§ **Fragment**
Wpis z mikrobloga

Nie ma takiego głodu i chęci na gówno żarcie, które by spowodowały, że z wysportowanego typa stałbym się znowu naleśnikiem. Kwestia motywacji, charakteru, inteligencji, które by mi na to nie pozwoliły. Poniżej Dominika Gwit.


@sikalafou no chyba że deprecha Ci wyjedzie
Po co tak oszukiwać samego siebie? Jakoś jej nie wierzę.


@WielkiNos: gdybym mógł tyle żreć co ona zjadła i nie przejmować się że tyję to też bym był szczęśliwszy :)
@Jarkendarion: dlaczego bycie grubym jest społecznie akceptowalne? Była normalna, miała problemy, jakąś depresję itp. gdyby zaczęła pić lub ćpać poczuła by się chwilowo lepiej ale wszyscy by wieszali po niej psy. Ale jak się roztyje jak świnia od kompulsywnego żarcia i efekt jest ten sam (chwilowa poprawa nastroju, brak rozwiązania problemu, jeszcze większe problemy w przyszłości) to wszyscy mają klaskać i klepać ja po plecach.
@Jarkendarion: Ja się bardziej zastanawiam, dlaczego zachodnie media forsują akceptację dla czegoś takiego? To jest nawoływanie do powolnego samobójstwa, bo otyłość to jest przyczyna naprawdę wielu chorób. Czy komuś zależy na tym, żeby skrócić średni czas życia człowieka, czy może żeby musiał się faszerować lekami, czy zarobić na modzie dla otyłych? Nie chcę robić szur szur, ale śmierdzi mi ten temat.

§ **Przekazane informacje**
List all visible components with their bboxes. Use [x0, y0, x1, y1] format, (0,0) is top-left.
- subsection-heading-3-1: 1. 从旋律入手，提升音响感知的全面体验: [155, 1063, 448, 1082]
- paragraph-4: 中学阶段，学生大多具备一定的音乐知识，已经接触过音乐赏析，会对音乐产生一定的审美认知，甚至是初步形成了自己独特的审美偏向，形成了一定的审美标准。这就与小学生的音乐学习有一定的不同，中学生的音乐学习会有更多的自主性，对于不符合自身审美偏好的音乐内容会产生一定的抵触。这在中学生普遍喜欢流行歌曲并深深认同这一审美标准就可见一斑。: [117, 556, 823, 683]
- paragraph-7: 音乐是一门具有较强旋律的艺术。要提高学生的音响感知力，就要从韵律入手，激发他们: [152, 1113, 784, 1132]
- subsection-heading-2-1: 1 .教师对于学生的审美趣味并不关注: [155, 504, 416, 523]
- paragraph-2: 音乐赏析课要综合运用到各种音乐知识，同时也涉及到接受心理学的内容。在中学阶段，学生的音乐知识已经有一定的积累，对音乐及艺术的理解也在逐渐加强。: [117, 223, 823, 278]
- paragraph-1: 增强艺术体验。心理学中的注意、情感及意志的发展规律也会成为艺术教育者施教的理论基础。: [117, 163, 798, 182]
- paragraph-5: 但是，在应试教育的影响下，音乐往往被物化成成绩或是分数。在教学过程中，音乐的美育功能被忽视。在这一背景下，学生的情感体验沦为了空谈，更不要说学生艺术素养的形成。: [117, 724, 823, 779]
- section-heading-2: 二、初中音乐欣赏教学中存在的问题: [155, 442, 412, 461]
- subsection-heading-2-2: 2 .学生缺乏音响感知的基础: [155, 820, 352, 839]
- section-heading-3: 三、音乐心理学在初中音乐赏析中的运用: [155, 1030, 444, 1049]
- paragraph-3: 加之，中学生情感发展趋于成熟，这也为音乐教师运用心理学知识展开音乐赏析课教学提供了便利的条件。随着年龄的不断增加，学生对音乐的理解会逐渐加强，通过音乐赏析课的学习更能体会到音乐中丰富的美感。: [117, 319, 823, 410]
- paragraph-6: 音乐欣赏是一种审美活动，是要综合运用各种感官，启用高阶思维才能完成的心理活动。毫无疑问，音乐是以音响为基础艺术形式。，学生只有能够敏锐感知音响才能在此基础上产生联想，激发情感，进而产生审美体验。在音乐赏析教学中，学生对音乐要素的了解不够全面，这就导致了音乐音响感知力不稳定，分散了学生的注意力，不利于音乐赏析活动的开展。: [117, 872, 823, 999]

§ **Polecenie**
Kontynuuj wpis z mikrobloga o otyłości, zaczynając bezpośrednio po jego ostatnim zdaniu. Wiersze nie odgrywają w tym żadnej roli.

§ **Miejsce na odpowiedź**
@Jarkendarion: Problem polega na tym, że jedzenie spełnia też funkcję antydepresanta, czasem gdy pojawia się problem i potrzeba pomocy ktoś rzuca się w wir zażerania swoich kłopotów. Pełny brzuch daje kopa dopaminowego jeśli dochodzą do tego potrawy tłuste wysokokaloryczne, biologicznie i ewolucyjnie dają największego kopa dopaminowego.

Żyjemy w społeczeństwach o ogromnym potencjale depresyjnym, ruchy body positve dosłownie tuszują zajadanie mankamentu społecznego który siedzi głęboko pod powierzchnią. Ludzie powinni szukać pomocy.